■ Objective
Switch "screenshot" to "screen capture" in the lines below and reproduce them with nothing else altered. Omit the pictures from your output.

■ Supplied information
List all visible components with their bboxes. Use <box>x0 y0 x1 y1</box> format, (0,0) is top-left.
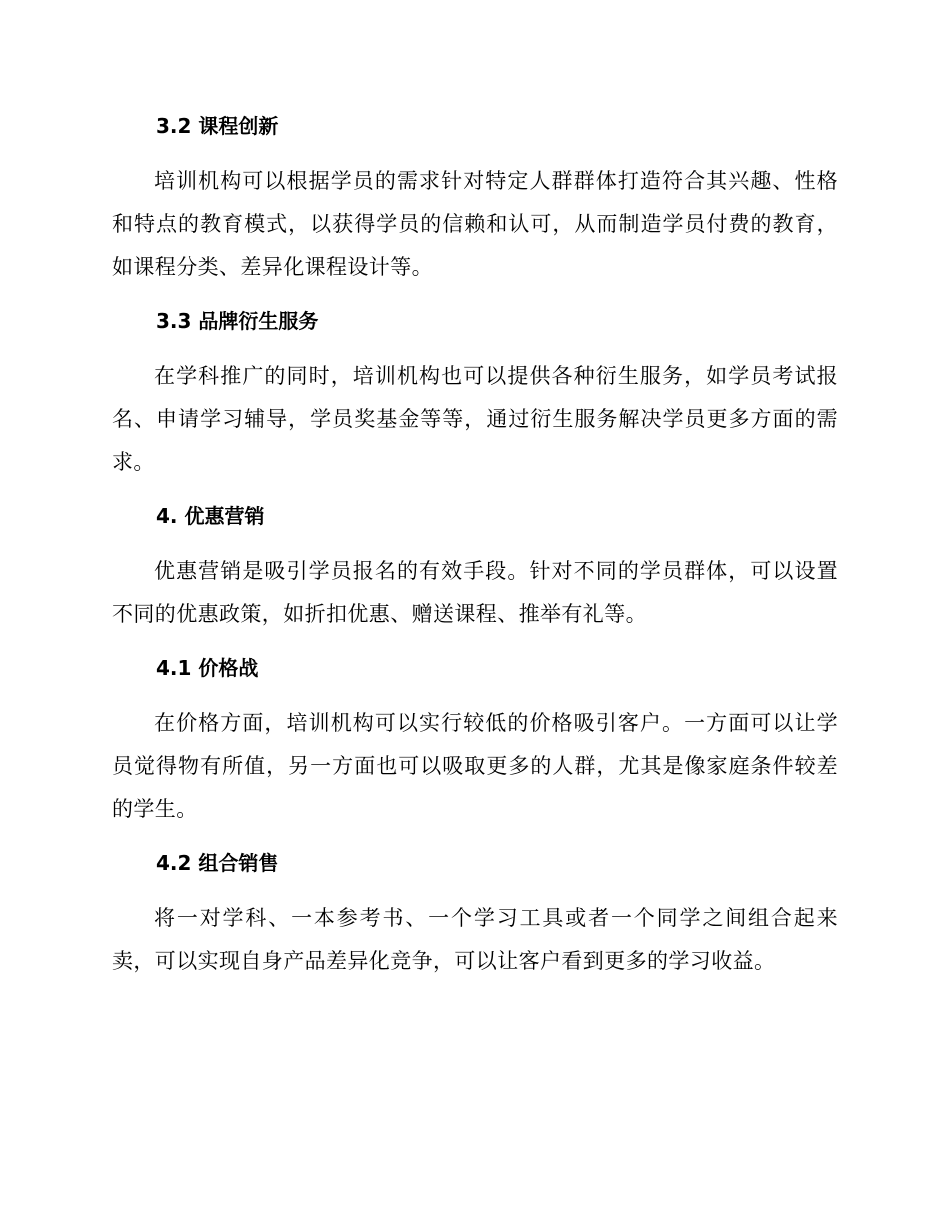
section-paragraph: 培训机构可以根据学员的需求针对特定人群群体打造符合其兴趣、性格和特点的教育模式，以获得学员的信赖和认可，从而制造学员付费的教育，如课程分类、差异化课程设计等。 <box>112 169 838 279</box>
section-brand-derivative-services <box>112 303 838 484</box>
section-paragraph: 优惠营销是吸引学员报名的有效手段。针对不同的学员群体，可以设置不同的优惠政策，如折扣优惠、赠送课程、推举有礼等。 <box>112 559 838 626</box>
section-paragraph: 在价格方面，培训机构可以实行较低的价格吸引客户。一方面可以让学员觉得物有所值，另一方面也可以吸取更多的人群，尤其是像家庭条件较差的学生。 <box>112 711 838 821</box>
section-heading: 4.1 价格战 <box>156 656 259 680</box>
section-course-innovation <box>112 108 838 289</box>
section-discount-marketing <box>112 498 838 636</box>
section-price-war <box>112 650 838 831</box>
section-paragraph: 在学科推广的同时，培训机构也可以提供各种衍生服务，如学员考试报名、申请学习辅导，学员奖基金等等，通过衍生服务解决学员更多方面的需求。 <box>112 364 838 474</box>
section-bundle-sales <box>112 845 838 983</box>
section-paragraph: 将一对学科、一本参考书、一个学习工具或者一个同学之间组合起来卖，可以实现自身产品差异化竞争，可以让客户看到更多的学习收益。 <box>112 906 838 973</box>
document-content <box>112 108 838 983</box>
section-heading: 3.3 品牌衍生服务 <box>156 309 319 333</box>
section-heading: 3.2 课程创新 <box>156 114 279 138</box>
section-heading: 4. 优惠营销 <box>156 504 265 528</box>
section-heading: 4.2 组合销售 <box>156 851 279 875</box>
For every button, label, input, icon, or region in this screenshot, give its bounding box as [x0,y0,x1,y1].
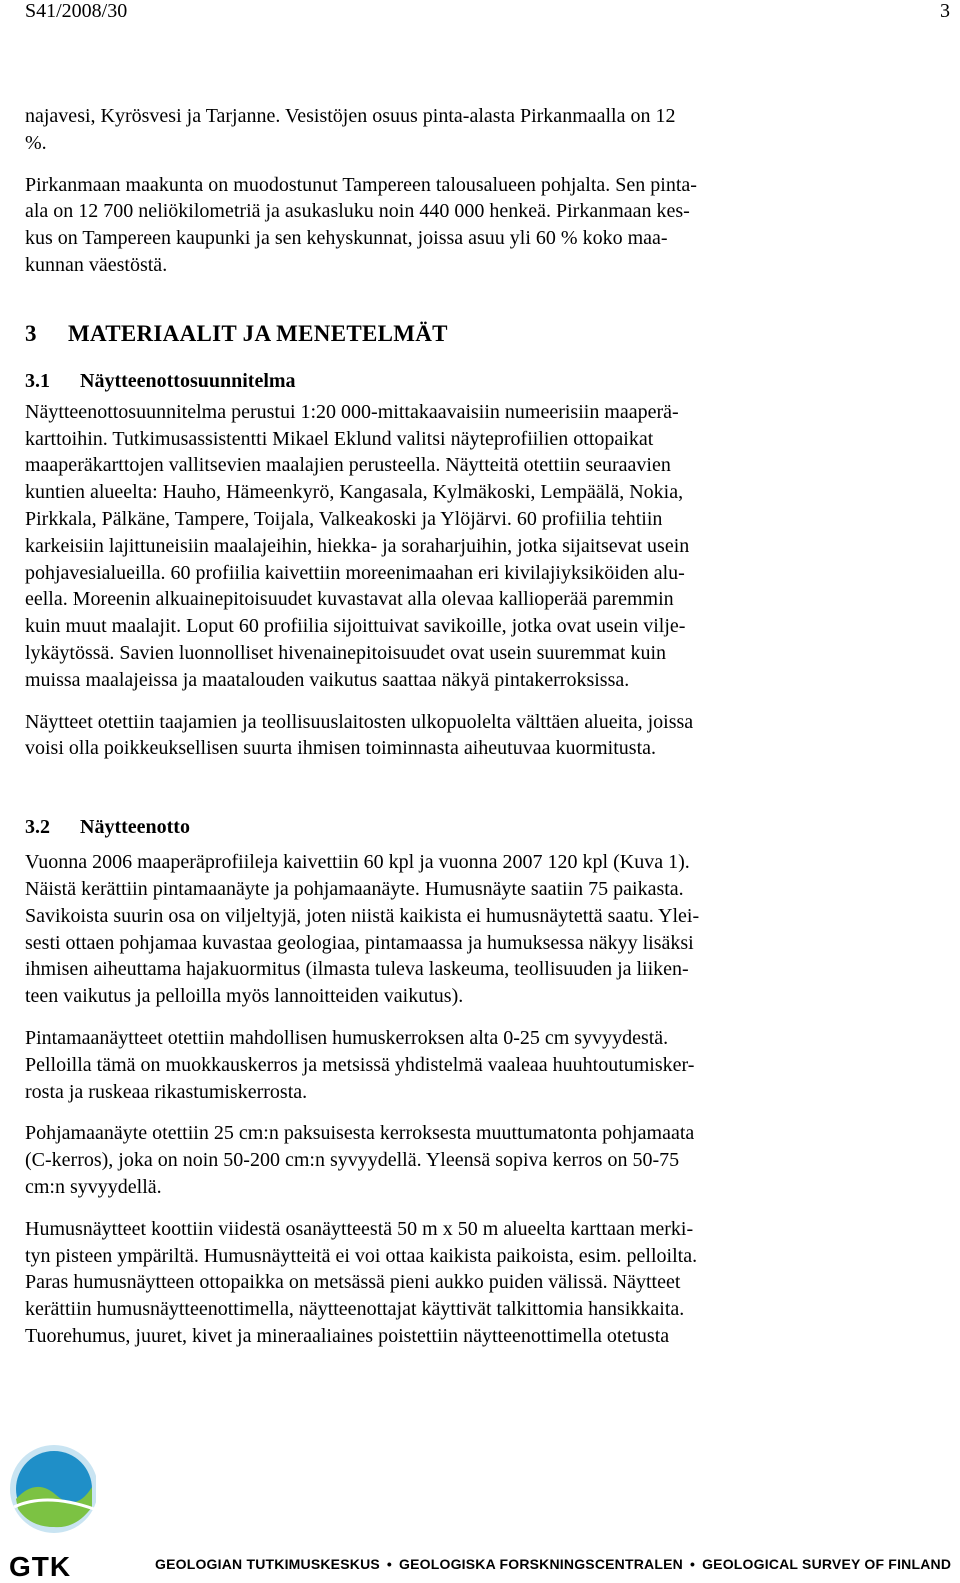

■ Solved exercise
List all visible components with their bboxes. Use <box>x0 y0 x1 y1</box> format, (0,0) is top-left.
section-paragraph: 培训机构可以根据学员的需求针对特定人群群体打造符合其兴趣、性格和特点的教育模式，以获得学员的信赖和认可，从而制造学员付费的教育，如课程分类、差异化课程设计等。 <box>112 169 838 279</box>
section-brand-derivative-services <box>112 303 838 484</box>
section-paragraph: 优惠营销是吸引学员报名的有效手段。针对不同的学员群体，可以设置不同的优惠政策，如折扣优惠、赠送课程、推举有礼等。 <box>112 559 838 626</box>
section-paragraph: 在价格方面，培训机构可以实行较低的价格吸引客户。一方面可以让学员觉得物有所值，另一方面也可以吸取更多的人群，尤其是像家庭条件较差的学生。 <box>112 711 838 821</box>
section-heading: 4.1 价格战 <box>156 656 259 680</box>
section-course-innovation <box>112 108 838 289</box>
section-discount-marketing <box>112 498 838 636</box>
section-price-war <box>112 650 838 831</box>
section-paragraph: 在学科推广的同时，培训机构也可以提供各种衍生服务，如学员考试报名、申请学习辅导，学员奖基金等等，通过衍生服务解决学员更多方面的需求。 <box>112 364 838 474</box>
section-bundle-sales <box>112 845 838 983</box>
section-paragraph: 将一对学科、一本参考书、一个学习工具或者一个同学之间组合起来卖，可以实现自身产品差异化竞争，可以让客户看到更多的学习收益。 <box>112 906 838 973</box>
document-content <box>112 108 838 983</box>
section-heading: 3.3 品牌衍生服务 <box>156 309 319 333</box>
section-heading: 3.2 课程创新 <box>156 114 279 138</box>
section-heading: 4. 优惠营销 <box>156 504 265 528</box>
section-heading: 4.2 组合销售 <box>156 851 279 875</box>
For every button, label, input, icon, or region in this screen capture, give its bounding box as [x0,y0,x1,y1].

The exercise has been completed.